▶ **DO THIS**: All of the data needs to be repeated exactly.

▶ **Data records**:

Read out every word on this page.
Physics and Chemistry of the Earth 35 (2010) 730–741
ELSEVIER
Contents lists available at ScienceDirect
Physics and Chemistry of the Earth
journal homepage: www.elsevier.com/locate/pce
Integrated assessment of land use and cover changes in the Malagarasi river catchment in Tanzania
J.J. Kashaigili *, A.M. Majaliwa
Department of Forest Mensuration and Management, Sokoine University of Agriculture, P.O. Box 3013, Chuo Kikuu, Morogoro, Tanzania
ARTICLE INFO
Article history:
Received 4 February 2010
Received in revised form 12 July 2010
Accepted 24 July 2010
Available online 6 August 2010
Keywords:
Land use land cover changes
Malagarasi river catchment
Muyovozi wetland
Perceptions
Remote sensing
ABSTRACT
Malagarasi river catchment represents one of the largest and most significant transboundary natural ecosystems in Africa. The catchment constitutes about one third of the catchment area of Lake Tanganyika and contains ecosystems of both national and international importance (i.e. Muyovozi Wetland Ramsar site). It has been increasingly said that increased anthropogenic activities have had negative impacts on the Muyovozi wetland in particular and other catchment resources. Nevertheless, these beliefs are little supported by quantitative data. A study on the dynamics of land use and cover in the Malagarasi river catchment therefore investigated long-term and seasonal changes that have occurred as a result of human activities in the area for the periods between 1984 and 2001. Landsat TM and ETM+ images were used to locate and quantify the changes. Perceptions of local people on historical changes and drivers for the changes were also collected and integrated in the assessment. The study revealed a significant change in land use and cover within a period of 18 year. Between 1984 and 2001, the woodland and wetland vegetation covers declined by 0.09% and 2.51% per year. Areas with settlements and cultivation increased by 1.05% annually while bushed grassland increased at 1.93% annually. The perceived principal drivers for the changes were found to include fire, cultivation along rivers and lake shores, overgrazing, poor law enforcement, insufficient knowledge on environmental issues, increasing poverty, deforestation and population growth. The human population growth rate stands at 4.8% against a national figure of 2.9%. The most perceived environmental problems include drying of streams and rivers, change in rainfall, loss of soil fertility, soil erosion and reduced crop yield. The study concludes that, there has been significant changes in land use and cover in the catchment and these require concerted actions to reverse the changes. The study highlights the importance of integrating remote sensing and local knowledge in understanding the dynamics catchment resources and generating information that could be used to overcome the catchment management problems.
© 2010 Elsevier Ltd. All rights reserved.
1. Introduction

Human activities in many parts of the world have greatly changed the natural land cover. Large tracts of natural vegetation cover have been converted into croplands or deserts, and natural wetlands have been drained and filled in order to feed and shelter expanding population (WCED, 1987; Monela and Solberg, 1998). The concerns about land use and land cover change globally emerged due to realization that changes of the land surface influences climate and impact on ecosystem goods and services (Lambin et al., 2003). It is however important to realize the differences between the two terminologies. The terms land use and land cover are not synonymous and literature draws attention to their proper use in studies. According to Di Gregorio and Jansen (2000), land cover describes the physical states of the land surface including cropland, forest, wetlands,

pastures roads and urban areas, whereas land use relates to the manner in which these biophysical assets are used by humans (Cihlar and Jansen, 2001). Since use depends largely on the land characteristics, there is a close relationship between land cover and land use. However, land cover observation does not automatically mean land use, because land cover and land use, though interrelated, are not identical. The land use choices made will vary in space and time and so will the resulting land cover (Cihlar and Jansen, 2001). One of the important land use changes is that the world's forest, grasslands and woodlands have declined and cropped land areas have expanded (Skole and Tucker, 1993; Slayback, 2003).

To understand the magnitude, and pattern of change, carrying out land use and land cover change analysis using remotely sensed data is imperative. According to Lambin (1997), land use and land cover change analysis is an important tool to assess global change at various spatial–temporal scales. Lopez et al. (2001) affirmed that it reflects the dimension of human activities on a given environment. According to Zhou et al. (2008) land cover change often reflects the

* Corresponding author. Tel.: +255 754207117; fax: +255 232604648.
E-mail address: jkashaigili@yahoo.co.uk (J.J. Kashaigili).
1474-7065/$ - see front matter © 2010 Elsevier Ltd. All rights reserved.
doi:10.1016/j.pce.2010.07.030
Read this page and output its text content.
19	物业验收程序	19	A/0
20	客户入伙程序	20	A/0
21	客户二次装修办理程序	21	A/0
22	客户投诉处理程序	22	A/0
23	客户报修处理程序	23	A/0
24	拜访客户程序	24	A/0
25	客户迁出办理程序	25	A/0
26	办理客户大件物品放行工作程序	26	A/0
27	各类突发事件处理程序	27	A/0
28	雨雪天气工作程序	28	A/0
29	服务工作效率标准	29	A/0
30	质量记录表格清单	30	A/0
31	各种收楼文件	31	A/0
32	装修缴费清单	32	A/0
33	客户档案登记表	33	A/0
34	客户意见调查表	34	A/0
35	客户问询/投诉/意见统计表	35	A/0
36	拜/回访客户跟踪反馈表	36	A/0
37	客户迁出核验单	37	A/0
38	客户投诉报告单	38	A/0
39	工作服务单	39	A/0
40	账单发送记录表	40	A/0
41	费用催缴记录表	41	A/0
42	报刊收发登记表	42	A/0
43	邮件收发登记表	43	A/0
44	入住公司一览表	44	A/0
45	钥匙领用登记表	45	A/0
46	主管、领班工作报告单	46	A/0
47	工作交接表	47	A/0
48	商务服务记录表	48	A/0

▶ **REPLY**:
Read out every word on this page.
Physics and Chemistry of the Earth 35 (2010) 730–741
ELSEVIER
Contents lists available at ScienceDirect
Physics and Chemistry of the Earth
journal homepage: www.elsevier.com/locate/pce
Integrated assessment of land use and cover changes in the Malagarasi river catchment in Tanzania
J.J. Kashaigili *, A.M. Majaliwa
Department of Forest Mensuration and Management, Sokoine University of Agriculture, P.O. Box 3013, Chuo Kikuu, Morogoro, Tanzania
ARTICLE INFO
Article history:
Received 4 February 2010
Received in revised form 12 July 2010
Accepted 24 July 2010
Available online 6 August 2010
Keywords:
Land use land cover changes
Malagarasi river catchment
Muyovozi wetland
Perceptions
Remote sensing
ABSTRACT
Malagarasi river catchment represents one of the largest and most significant transboundary natural ecosystems in Africa. The catchment constitutes about one third of the catchment area of Lake Tanganyika and contains ecosystems of both national and international importance (i.e. Muyovozi Wetland Ramsar site). It has been increasingly said that increased anthropogenic activities have had negative impacts on the Muyovozi wetland in particular and other catchment resources. Nevertheless, these beliefs are little supported by quantitative data. A study on the dynamics of land use and cover in the Malagarasi river catchment therefore investigated long-term and seasonal changes that have occurred as a result of human activities in the area for the periods between 1984 and 2001. Landsat TM and ETM+ images were used to locate and quantify the changes. Perceptions of local people on historical changes and drivers for the changes were also collected and integrated in the assessment. The study revealed a significant change in land use and cover within a period of 18 year. Between 1984 and 2001, the woodland and wetland vegetation covers declined by 0.09% and 2.51% per year. Areas with settlements and cultivation increased by 1.05% annually while bushed grassland increased at 1.93% annually. The perceived principal drivers for the changes were found to include fire, cultivation along rivers and lake shores, overgrazing, poor law enforcement, insufficient knowledge on environmental issues, increasing poverty, deforestation and population growth. The human population growth rate stands at 4.8% against a national figure of 2.9%. The most perceived environmental problems include drying of streams and rivers, change in rainfall, loss of soil fertility, soil erosion and reduced crop yield. The study concludes that, there has been significant changes in land use and cover in the catchment and these require concerted actions to reverse the changes. The study highlights the importance of integrating remote sensing and local knowledge in understanding the dynamics catchment resources and generating information that could be used to overcome the catchment management problems.
© 2010 Elsevier Ltd. All rights reserved.
1. Introduction

Human activities in many parts of the world have greatly changed the natural land cover. Large tracts of natural vegetation cover have been converted into croplands or deserts, and natural wetlands have been drained and filled in order to feed and shelter expanding population (WCED, 1987; Monela and Solberg, 1998). The concerns about land use and land cover change globally emerged due to realization that changes of the land surface influences climate and impact on ecosystem goods and services (Lambin et al., 2003). It is however important to realize the differences between the two terminologies. The terms land use and land cover are not synonymous and literature draws attention to their proper use in studies. According to Di Gregorio and Jansen (2000), land cover describes the physical states of the land surface including cropland, forest, wetlands,

pastures roads and urban areas, whereas land use relates to the manner in which these biophysical assets are used by humans (Cihlar and Jansen, 2001). Since use depends largely on the land characteristics, there is a close relationship between land cover and land use. However, land cover observation does not automatically mean land use, because land cover and land use, though interrelated, are not identical. The land use choices made will vary in space and time and so will the resulting land cover (Cihlar and Jansen, 2001). One of the important land use changes is that the world's forest, grasslands and woodlands have declined and cropped land areas have expanded (Skole and Tucker, 1993; Slayback, 2003).

To understand the magnitude, and pattern of change, carrying out land use and land cover change analysis using remotely sensed data is imperative. According to Lambin (1997), land use and land cover change analysis is an important tool to assess global change at various spatial–temporal scales. Lopez et al. (2001) affirmed that it reflects the dimension of human activities on a given environment. According to Zhou et al. (2008) land cover change often reflects the

* Corresponding author. Tel.: +255 754207117; fax: +255 232604648.
E-mail address: jkashaigili@yahoo.co.uk (J.J. Kashaigili).
1474-7065/$ - see front matter © 2010 Elsevier Ltd. All rights reserved.
doi:10.1016/j.pce.2010.07.030
Read this page and output its text content.
19	物业验收程序	19	A/0
20	客户入伙程序	20	A/0
21	客户二次装修办理程序	21	A/0
22	客户投诉处理程序	22	A/0
23	客户报修处理程序	23	A/0
24	拜访客户程序	24	A/0
25	客户迁出办理程序	25	A/0
26	办理客户大件物品放行工作程序	26	A/0
27	各类突发事件处理程序	27	A/0
28	雨雪天气工作程序	28	A/0
29	服务工作效率标准	29	A/0
30	质量记录表格清单	30	A/0
31	各种收楼文件	31	A/0
32	装修缴费清单	32	A/0
33	客户档案登记表	33	A/0
34	客户意见调查表	34	A/0
35	客户问询/投诉/意见统计表	35	A/0
36	拜/回访客户跟踪反馈表	36	A/0
37	客户迁出核验单	37	A/0
38	客户投诉报告单	38	A/0
39	工作服务单	39	A/0
40	账单发送记录表	40	A/0
41	费用催缴记录表	41	A/0
42	报刊收发登记表	42	A/0
43	邮件收发登记表	43	A/0
44	入住公司一览表	44	A/0
45	钥匙领用登记表	45	A/0
46	主管、领班工作报告单	46	A/0
47	工作交接表	47	A/0
48	商务服务记录表	48	A/0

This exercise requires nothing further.